Short problem:
Output each entry exactly; skip nothing.

Records to use:
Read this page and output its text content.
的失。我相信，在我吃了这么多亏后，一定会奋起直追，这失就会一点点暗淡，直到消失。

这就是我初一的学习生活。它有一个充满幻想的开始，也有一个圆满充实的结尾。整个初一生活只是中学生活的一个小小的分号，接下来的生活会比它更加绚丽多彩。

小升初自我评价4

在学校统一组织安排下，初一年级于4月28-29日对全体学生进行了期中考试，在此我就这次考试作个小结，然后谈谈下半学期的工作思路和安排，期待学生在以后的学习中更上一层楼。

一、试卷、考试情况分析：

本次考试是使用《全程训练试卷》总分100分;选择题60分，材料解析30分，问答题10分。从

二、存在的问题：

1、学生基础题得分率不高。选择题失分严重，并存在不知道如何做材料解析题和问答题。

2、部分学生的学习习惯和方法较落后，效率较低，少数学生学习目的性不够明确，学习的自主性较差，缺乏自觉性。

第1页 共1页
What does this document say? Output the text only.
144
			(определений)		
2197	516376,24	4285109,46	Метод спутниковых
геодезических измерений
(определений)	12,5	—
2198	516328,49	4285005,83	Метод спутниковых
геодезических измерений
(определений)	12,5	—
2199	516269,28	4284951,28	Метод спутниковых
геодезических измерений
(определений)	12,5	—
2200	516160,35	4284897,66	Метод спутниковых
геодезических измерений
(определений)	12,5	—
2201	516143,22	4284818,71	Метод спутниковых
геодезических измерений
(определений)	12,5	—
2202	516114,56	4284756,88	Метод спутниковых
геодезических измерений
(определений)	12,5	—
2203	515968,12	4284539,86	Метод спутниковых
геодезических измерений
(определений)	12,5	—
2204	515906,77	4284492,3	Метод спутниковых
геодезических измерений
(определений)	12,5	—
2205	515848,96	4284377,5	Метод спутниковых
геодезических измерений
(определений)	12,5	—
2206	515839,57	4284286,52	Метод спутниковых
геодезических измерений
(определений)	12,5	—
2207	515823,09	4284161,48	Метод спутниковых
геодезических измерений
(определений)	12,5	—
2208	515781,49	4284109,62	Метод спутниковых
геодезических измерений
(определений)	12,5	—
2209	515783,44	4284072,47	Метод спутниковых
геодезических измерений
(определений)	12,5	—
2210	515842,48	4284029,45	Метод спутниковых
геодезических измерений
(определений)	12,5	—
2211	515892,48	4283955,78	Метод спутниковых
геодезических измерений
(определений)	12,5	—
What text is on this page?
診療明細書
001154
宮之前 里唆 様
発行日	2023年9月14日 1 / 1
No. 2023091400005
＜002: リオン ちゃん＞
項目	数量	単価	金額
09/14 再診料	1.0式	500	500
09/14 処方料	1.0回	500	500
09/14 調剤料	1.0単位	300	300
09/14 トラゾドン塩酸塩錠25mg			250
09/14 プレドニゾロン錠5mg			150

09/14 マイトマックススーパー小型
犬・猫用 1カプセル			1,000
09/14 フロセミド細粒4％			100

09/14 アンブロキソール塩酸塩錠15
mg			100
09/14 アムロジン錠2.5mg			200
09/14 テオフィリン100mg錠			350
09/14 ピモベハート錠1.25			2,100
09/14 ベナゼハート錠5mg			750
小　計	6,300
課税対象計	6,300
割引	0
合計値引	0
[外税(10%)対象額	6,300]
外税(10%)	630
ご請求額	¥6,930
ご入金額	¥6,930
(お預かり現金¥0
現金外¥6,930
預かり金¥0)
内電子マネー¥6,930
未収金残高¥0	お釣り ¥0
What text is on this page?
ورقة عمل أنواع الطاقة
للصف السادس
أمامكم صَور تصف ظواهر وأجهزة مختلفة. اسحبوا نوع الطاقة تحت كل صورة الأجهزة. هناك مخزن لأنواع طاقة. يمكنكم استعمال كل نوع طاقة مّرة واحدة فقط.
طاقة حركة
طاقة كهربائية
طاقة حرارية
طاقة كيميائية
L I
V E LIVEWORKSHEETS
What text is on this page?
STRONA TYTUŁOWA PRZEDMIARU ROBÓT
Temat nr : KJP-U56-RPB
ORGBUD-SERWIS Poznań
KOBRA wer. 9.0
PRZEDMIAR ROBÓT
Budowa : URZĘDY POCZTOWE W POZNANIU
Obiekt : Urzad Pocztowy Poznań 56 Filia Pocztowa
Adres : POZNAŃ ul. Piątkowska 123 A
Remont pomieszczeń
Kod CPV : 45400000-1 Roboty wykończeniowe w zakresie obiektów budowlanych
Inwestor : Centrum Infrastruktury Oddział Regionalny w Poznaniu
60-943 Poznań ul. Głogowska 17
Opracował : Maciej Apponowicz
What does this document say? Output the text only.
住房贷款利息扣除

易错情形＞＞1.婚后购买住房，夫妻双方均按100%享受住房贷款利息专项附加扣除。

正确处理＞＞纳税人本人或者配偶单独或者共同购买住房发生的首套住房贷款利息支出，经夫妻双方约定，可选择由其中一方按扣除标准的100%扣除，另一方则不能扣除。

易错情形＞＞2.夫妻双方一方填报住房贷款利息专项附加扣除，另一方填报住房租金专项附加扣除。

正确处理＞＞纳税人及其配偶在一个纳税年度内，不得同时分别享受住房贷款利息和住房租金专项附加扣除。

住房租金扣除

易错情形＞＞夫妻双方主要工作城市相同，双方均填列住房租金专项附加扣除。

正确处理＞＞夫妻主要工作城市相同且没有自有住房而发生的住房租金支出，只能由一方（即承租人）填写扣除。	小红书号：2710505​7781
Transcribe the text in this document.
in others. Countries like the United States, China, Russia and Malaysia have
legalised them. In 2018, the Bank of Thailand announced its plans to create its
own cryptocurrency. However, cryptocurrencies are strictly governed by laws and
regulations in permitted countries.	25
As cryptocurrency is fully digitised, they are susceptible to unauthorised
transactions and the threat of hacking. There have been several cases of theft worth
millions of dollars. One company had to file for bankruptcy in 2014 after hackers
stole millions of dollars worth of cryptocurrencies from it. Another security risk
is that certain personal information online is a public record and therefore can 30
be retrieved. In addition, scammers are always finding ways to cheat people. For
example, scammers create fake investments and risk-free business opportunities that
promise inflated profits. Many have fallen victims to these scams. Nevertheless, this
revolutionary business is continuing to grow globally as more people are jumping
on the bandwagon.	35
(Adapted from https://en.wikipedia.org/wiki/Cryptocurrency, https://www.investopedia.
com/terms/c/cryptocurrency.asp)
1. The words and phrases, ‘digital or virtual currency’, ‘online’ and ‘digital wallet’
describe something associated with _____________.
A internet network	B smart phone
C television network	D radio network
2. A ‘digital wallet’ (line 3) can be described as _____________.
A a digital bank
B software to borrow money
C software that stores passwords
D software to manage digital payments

Exercise response:
Read this page and output its text content.
的失。我相信，在我吃了这么多亏后，一定会奋起直追，这失就会一点点暗淡，直到消失。

这就是我初一的学习生活。它有一个充满幻想的开始，也有一个圆满充实的结尾。整个初一生活只是中学生活的一个小小的分号，接下来的生活会比它更加绚丽多彩。

小升初自我评价4

在学校统一组织安排下，初一年级于4月28-29日对全体学生进行了期中考试，在此我就这次考试作个小结，然后谈谈下半学期的工作思路和安排，期待学生在以后的学习中更上一层楼。

一、试卷、考试情况分析：

本次考试是使用《全程训练试卷》总分100分;选择题60分，材料解析30分，问答题10分。从

二、存在的问题：

1、学生基础题得分率不高。选择题失分严重，并存在不知道如何做材料解析题和问答题。

2、部分学生的学习习惯和方法较落后，效率较低，少数学生学习目的性不够明确，学习的自主性较差，缺乏自觉性。

第1页 共1页
What does this document say? Output the text only.
144
			(определений)		
2197	516376,24	4285109,46	Метод спутниковых
геодезических измерений
(определений)	12,5	—
2198	516328,49	4285005,83	Метод спутниковых
геодезических измерений
(определений)	12,5	—
2199	516269,28	4284951,28	Метод спутниковых
геодезических измерений
(определений)	12,5	—
2200	516160,35	4284897,66	Метод спутниковых
геодезических измерений
(определений)	12,5	—
2201	516143,22	4284818,71	Метод спутниковых
геодезических измерений
(определений)	12,5	—
2202	516114,56	4284756,88	Метод спутниковых
геодезических измерений
(определений)	12,5	—
2203	515968,12	4284539,86	Метод спутниковых
геодезических измерений
(определений)	12,5	—
2204	515906,77	4284492,3	Метод спутниковых
геодезических измерений
(определений)	12,5	—
2205	515848,96	4284377,5	Метод спутниковых
геодезических измерений
(определений)	12,5	—
2206	515839,57	4284286,52	Метод спутниковых
геодезических измерений
(определений)	12,5	—
2207	515823,09	4284161,48	Метод спутниковых
геодезических измерений
(определений)	12,5	—
2208	515781,49	4284109,62	Метод спутниковых
геодезических измерений
(определений)	12,5	—
2209	515783,44	4284072,47	Метод спутниковых
геодезических измерений
(определений)	12,5	—
2210	515842,48	4284029,45	Метод спутниковых
геодезических измерений
(определений)	12,5	—
2211	515892,48	4283955,78	Метод спутниковых
геодезических измерений
(определений)	12,5	—
What text is on this page?
診療明細書
001154
宮之前 里唆 様
発行日	2023年9月14日 1 / 1
No. 2023091400005
＜002: リオン ちゃん＞
項目	数量	単価	金額
09/14 再診料	1.0式	500	500
09/14 処方料	1.0回	500	500
09/14 調剤料	1.0単位	300	300
09/14 トラゾドン塩酸塩錠25mg			250
09/14 プレドニゾロン錠5mg			150

09/14 マイトマックススーパー小型
犬・猫用 1カプセル			1,000
09/14 フロセミド細粒4％			100

09/14 アンブロキソール塩酸塩錠15
mg			100
09/14 アムロジン錠2.5mg			200
09/14 テオフィリン100mg錠			350
09/14 ピモベハート錠1.25			2,100
09/14 ベナゼハート錠5mg			750
小　計	6,300
課税対象計	6,300
割引	0
合計値引	0
[外税(10%)対象額	6,300]
外税(10%)	630
ご請求額	¥6,930
ご入金額	¥6,930
(お預かり現金¥0
現金外¥6,930
預かり金¥0)
内電子マネー¥6,930
未収金残高¥0	お釣り ¥0
What text is on this page?
ورقة عمل أنواع الطاقة
للصف السادس
أمامكم صَور تصف ظواهر وأجهزة مختلفة. اسحبوا نوع الطاقة تحت كل صورة الأجهزة. هناك مخزن لأنواع طاقة. يمكنكم استعمال كل نوع طاقة مّرة واحدة فقط.
طاقة حركة
طاقة كهربائية
طاقة حرارية
طاقة كيميائية
L I
V E LIVEWORKSHEETS
What text is on this page?
STRONA TYTUŁOWA PRZEDMIARU ROBÓT
Temat nr : KJP-U56-RPB
ORGBUD-SERWIS Poznań
KOBRA wer. 9.0
PRZEDMIAR ROBÓT
Budowa : URZĘDY POCZTOWE W POZNANIU
Obiekt : Urzad Pocztowy Poznań 56 Filia Pocztowa
Adres : POZNAŃ ul. Piątkowska 123 A
Remont pomieszczeń
Kod CPV : 45400000-1 Roboty wykończeniowe w zakresie obiektów budowlanych
Inwestor : Centrum Infrastruktury Oddział Regionalny w Poznaniu
60-943 Poznań ul. Głogowska 17
Opracował : Maciej Apponowicz
What does this document say? Output the text only.
住房贷款利息扣除

易错情形＞＞1.婚后购买住房，夫妻双方均按100%享受住房贷款利息专项附加扣除。

正确处理＞＞纳税人本人或者配偶单独或者共同购买住房发生的首套住房贷款利息支出，经夫妻双方约定，可选择由其中一方按扣除标准的100%扣除，另一方则不能扣除。

易错情形＞＞2.夫妻双方一方填报住房贷款利息专项附加扣除，另一方填报住房租金专项附加扣除。

正确处理＞＞纳税人及其配偶在一个纳税年度内，不得同时分别享受住房贷款利息和住房租金专项附加扣除。

住房租金扣除

易错情形＞＞夫妻双方主要工作城市相同，双方均填列住房租金专项附加扣除。

正确处理＞＞夫妻主要工作城市相同且没有自有住房而发生的住房租金支出，只能由一方（即承租人）填写扣除。	小红书号：2710505​7781
Transcribe the text in this document.
in others. Countries like the United States, China, Russia and Malaysia have
legalised them. In 2018, the Bank of Thailand announced its plans to create its
own cryptocurrency. However, cryptocurrencies are strictly governed by laws and
regulations in permitted countries.	25
As cryptocurrency is fully digitised, they are susceptible to unauthorised
transactions and the threat of hacking. There have been several cases of theft worth
millions of dollars. One company had to file for bankruptcy in 2014 after hackers
stole millions of dollars worth of cryptocurrencies from it. Another security risk
is that certain personal information online is a public record and therefore can 30
be retrieved. In addition, scammers are always finding ways to cheat people. For
example, scammers create fake investments and risk-free business opportunities that
promise inflated profits. Many have fallen victims to these scams. Nevertheless, this
revolutionary business is continuing to grow globally as more people are jumping
on the bandwagon.	35
(Adapted from https://en.wikipedia.org/wiki/Cryptocurrency, https://www.investopedia.
com/terms/c/cryptocurrency.asp)
1. The words and phrases, ‘digital or virtual currency’, ‘online’ and ‘digital wallet’
describe something associated with _____________.
A internet network	B smart phone
C television network	D radio network
2. A ‘digital wallet’ (line 3) can be described as _____________.
A a digital bank
B software to borrow money
C software that stores passwords
D software to manage digital payments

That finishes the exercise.